┏━━

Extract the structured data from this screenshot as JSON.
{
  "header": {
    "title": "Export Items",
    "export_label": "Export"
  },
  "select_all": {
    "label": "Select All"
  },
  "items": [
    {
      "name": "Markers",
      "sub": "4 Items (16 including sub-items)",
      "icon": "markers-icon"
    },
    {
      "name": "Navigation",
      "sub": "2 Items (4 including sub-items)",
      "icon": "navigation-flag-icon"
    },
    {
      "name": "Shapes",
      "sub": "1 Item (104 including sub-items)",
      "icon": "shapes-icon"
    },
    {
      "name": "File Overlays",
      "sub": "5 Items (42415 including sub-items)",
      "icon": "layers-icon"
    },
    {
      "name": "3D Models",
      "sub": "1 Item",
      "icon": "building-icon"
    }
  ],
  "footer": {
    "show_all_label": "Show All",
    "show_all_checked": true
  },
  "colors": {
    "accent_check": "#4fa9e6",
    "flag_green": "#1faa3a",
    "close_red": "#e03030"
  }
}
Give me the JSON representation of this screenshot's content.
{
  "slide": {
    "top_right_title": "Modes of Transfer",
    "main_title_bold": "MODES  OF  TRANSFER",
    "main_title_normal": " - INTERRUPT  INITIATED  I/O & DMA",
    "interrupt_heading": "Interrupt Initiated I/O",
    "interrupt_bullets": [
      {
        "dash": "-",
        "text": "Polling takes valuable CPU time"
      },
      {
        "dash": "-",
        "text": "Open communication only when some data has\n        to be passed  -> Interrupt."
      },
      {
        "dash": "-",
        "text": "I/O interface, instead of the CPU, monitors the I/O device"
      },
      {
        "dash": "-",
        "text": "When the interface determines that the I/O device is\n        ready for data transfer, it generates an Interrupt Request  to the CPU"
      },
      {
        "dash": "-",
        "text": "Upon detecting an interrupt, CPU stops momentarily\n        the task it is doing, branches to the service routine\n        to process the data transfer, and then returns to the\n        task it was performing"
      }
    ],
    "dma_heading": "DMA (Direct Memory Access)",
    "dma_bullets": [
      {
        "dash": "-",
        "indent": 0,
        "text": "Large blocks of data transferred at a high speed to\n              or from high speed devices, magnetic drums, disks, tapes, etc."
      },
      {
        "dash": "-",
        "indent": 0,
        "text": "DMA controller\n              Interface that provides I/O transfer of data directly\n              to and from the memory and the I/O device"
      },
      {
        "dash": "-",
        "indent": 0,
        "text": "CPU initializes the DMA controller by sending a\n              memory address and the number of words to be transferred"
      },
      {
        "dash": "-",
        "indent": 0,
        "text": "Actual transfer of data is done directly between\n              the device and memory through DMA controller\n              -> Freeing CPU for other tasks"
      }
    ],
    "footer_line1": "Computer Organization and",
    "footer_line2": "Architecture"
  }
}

┗━━

▸ What the task requires: Extract all lines that hold the word "Export".

▸ Output:
    "title": "Export Items",
    "export_label": "Export"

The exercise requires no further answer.